REQUIREMENTS >>
The records below are to be quoted in full; please keep every word exact.

Stored records
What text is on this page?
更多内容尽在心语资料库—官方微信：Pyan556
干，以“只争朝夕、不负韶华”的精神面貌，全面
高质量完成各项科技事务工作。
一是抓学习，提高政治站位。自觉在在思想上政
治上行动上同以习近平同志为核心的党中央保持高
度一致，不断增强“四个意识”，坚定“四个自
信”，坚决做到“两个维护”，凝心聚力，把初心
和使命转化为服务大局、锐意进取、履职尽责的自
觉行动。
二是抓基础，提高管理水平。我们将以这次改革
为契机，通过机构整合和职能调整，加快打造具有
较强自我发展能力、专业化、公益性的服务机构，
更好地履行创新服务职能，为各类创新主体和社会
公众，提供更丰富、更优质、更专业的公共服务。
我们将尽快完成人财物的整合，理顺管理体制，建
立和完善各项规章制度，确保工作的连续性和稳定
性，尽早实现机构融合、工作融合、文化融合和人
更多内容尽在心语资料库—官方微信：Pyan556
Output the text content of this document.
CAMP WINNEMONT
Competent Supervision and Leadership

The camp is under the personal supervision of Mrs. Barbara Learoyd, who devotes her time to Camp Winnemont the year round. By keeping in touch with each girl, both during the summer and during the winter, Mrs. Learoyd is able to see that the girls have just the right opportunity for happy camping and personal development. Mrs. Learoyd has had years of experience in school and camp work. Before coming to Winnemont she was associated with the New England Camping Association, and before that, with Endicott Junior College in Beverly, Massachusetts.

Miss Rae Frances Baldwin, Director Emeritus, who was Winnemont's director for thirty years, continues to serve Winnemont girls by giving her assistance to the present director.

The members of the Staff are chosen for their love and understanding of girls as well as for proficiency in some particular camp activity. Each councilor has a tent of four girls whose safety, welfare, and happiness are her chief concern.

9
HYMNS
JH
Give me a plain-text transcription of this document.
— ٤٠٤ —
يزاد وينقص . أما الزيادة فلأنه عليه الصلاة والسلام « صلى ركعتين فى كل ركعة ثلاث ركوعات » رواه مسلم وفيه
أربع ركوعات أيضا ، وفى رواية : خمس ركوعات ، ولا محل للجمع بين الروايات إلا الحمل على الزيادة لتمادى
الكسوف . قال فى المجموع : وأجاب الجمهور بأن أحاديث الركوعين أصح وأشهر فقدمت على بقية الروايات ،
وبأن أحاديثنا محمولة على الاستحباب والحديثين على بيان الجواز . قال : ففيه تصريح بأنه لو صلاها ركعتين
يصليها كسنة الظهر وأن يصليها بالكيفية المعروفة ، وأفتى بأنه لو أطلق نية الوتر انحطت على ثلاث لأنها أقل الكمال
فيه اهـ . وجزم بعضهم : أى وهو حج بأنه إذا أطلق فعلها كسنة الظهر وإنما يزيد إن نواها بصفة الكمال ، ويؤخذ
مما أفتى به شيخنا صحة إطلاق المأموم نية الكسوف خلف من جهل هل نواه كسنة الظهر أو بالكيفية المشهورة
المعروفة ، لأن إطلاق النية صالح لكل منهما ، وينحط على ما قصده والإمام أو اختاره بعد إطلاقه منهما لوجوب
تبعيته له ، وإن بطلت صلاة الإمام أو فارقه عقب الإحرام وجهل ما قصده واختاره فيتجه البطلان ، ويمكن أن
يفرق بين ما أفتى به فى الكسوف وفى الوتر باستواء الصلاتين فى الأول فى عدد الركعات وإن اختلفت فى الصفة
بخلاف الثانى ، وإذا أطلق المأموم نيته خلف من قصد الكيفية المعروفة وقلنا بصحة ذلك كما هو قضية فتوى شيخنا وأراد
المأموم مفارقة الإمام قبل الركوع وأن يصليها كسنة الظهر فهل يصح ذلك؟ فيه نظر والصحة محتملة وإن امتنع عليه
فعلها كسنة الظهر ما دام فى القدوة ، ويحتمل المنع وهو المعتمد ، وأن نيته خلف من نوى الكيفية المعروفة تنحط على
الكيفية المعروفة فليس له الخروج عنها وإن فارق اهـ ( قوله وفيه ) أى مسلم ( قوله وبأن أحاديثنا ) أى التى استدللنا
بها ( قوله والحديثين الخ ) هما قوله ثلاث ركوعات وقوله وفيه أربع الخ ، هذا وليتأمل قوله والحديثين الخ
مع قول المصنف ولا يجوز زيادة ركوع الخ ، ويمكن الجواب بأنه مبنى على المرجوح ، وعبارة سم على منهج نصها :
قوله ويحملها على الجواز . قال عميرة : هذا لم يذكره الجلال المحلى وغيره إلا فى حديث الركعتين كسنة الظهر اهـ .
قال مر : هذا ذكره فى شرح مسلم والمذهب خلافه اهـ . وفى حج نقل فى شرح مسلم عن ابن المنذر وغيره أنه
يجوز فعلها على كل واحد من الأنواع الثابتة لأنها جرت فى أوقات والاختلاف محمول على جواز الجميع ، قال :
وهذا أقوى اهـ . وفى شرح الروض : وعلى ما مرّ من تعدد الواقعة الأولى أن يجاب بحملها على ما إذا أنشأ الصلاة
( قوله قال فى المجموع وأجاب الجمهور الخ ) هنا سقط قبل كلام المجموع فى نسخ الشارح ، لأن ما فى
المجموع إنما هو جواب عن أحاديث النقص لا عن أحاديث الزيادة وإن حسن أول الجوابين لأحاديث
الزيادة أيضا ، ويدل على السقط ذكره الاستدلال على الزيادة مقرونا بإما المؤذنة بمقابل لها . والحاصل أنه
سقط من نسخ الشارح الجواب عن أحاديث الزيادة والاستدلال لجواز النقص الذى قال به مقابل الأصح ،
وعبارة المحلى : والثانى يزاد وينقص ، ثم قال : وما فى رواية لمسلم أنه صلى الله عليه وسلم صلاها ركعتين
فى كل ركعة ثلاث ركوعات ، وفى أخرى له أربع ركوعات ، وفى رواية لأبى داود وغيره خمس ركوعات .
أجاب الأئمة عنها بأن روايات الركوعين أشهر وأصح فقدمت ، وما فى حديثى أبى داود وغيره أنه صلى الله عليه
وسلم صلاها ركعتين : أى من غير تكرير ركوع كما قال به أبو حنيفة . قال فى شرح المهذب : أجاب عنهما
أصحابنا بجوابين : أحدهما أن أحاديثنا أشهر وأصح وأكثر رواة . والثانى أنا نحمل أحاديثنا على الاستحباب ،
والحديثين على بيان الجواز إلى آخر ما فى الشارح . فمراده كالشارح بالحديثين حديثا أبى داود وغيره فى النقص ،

RESPONSE TO THE EXERCISE >>
What text is on this page?
更多内容尽在心语资料库—官方微信：Pyan556
干，以“只争朝夕、不负韶华”的精神面貌，全面
高质量完成各项科技事务工作。
一是抓学习，提高政治站位。自觉在在思想上政
治上行动上同以习近平同志为核心的党中央保持高
度一致，不断增强“四个意识”，坚定“四个自
信”，坚决做到“两个维护”，凝心聚力，把初心
和使命转化为服务大局、锐意进取、履职尽责的自
觉行动。
二是抓基础，提高管理水平。我们将以这次改革
为契机，通过机构整合和职能调整，加快打造具有
较强自我发展能力、专业化、公益性的服务机构，
更好地履行创新服务职能，为各类创新主体和社会
公众，提供更丰富、更优质、更专业的公共服务。
我们将尽快完成人财物的整合，理顺管理体制，建
立和完善各项规章制度，确保工作的连续性和稳定
性，尽早实现机构融合、工作融合、文化融合和人
更多内容尽在心语资料库—官方微信：Pyan556
Output the text content of this document.
CAMP WINNEMONT
Competent Supervision and Leadership

The camp is under the personal supervision of Mrs. Barbara Learoyd, who devotes her time to Camp Winnemont the year round. By keeping in touch with each girl, both during the summer and during the winter, Mrs. Learoyd is able to see that the girls have just the right opportunity for happy camping and personal development. Mrs. Learoyd has had years of experience in school and camp work. Before coming to Winnemont she was associated with the New England Camping Association, and before that, with Endicott Junior College in Beverly, Massachusetts.

Miss Rae Frances Baldwin, Director Emeritus, who was Winnemont's director for thirty years, continues to serve Winnemont girls by giving her assistance to the present director.

The members of the Staff are chosen for their love and understanding of girls as well as for proficiency in some particular camp activity. Each councilor has a tent of four girls whose safety, welfare, and happiness are her chief concern.

9
HYMNS
JH
Give me a plain-text transcription of this document.
— ٤٠٤ —
يزاد وينقص . أما الزيادة فلأنه عليه الصلاة والسلام « صلى ركعتين فى كل ركعة ثلاث ركوعات » رواه مسلم وفيه
أربع ركوعات أيضا ، وفى رواية : خمس ركوعات ، ولا محل للجمع بين الروايات إلا الحمل على الزيادة لتمادى
الكسوف . قال فى المجموع : وأجاب الجمهور بأن أحاديث الركوعين أصح وأشهر فقدمت على بقية الروايات ،
وبأن أحاديثنا محمولة على الاستحباب والحديثين على بيان الجواز . قال : ففيه تصريح بأنه لو صلاها ركعتين
يصليها كسنة الظهر وأن يصليها بالكيفية المعروفة ، وأفتى بأنه لو أطلق نية الوتر انحطت على ثلاث لأنها أقل الكمال
فيه اهـ . وجزم بعضهم : أى وهو حج بأنه إذا أطلق فعلها كسنة الظهر وإنما يزيد إن نواها بصفة الكمال ، ويؤخذ
مما أفتى به شيخنا صحة إطلاق المأموم نية الكسوف خلف من جهل هل نواه كسنة الظهر أو بالكيفية المشهورة
المعروفة ، لأن إطلاق النية صالح لكل منهما ، وينحط على ما قصده والإمام أو اختاره بعد إطلاقه منهما لوجوب
تبعيته له ، وإن بطلت صلاة الإمام أو فارقه عقب الإحرام وجهل ما قصده واختاره فيتجه البطلان ، ويمكن أن
يفرق بين ما أفتى به فى الكسوف وفى الوتر باستواء الصلاتين فى الأول فى عدد الركعات وإن اختلفت فى الصفة
بخلاف الثانى ، وإذا أطلق المأموم نيته خلف من قصد الكيفية المعروفة وقلنا بصحة ذلك كما هو قضية فتوى شيخنا وأراد
المأموم مفارقة الإمام قبل الركوع وأن يصليها كسنة الظهر فهل يصح ذلك؟ فيه نظر والصحة محتملة وإن امتنع عليه
فعلها كسنة الظهر ما دام فى القدوة ، ويحتمل المنع وهو المعتمد ، وأن نيته خلف من نوى الكيفية المعروفة تنحط على
الكيفية المعروفة فليس له الخروج عنها وإن فارق اهـ ( قوله وفيه ) أى مسلم ( قوله وبأن أحاديثنا ) أى التى استدللنا
بها ( قوله والحديثين الخ ) هما قوله ثلاث ركوعات وقوله وفيه أربع الخ ، هذا وليتأمل قوله والحديثين الخ
مع قول المصنف ولا يجوز زيادة ركوع الخ ، ويمكن الجواب بأنه مبنى على المرجوح ، وعبارة سم على منهج نصها :
قوله ويحملها على الجواز . قال عميرة : هذا لم يذكره الجلال المحلى وغيره إلا فى حديث الركعتين كسنة الظهر اهـ .
قال مر : هذا ذكره فى شرح مسلم والمذهب خلافه اهـ . وفى حج نقل فى شرح مسلم عن ابن المنذر وغيره أنه
يجوز فعلها على كل واحد من الأنواع الثابتة لأنها جرت فى أوقات والاختلاف محمول على جواز الجميع ، قال :
وهذا أقوى اهـ . وفى شرح الروض : وعلى ما مرّ من تعدد الواقعة الأولى أن يجاب بحملها على ما إذا أنشأ الصلاة
( قوله قال فى المجموع وأجاب الجمهور الخ ) هنا سقط قبل كلام المجموع فى نسخ الشارح ، لأن ما فى
المجموع إنما هو جواب عن أحاديث النقص لا عن أحاديث الزيادة وإن حسن أول الجوابين لأحاديث
الزيادة أيضا ، ويدل على السقط ذكره الاستدلال على الزيادة مقرونا بإما المؤذنة بمقابل لها . والحاصل أنه
سقط من نسخ الشارح الجواب عن أحاديث الزيادة والاستدلال لجواز النقص الذى قال به مقابل الأصح ،
وعبارة المحلى : والثانى يزاد وينقص ، ثم قال : وما فى رواية لمسلم أنه صلى الله عليه وسلم صلاها ركعتين
فى كل ركعة ثلاث ركوعات ، وفى أخرى له أربع ركوعات ، وفى رواية لأبى داود وغيره خمس ركوعات .
أجاب الأئمة عنها بأن روايات الركوعين أشهر وأصح فقدمت ، وما فى حديثى أبى داود وغيره أنه صلى الله عليه
وسلم صلاها ركعتين : أى من غير تكرير ركوع كما قال به أبو حنيفة . قال فى شرح المهذب : أجاب عنهما
أصحابنا بجوابين : أحدهما أن أحاديثنا أشهر وأصح وأكثر رواة . والثانى أنا نحمل أحاديثنا على الاستحباب ،
والحديثين على بيان الجواز إلى آخر ما فى الشارح . فمراده كالشارح بالحديثين حديثا أبى داود وغيره فى النقص ،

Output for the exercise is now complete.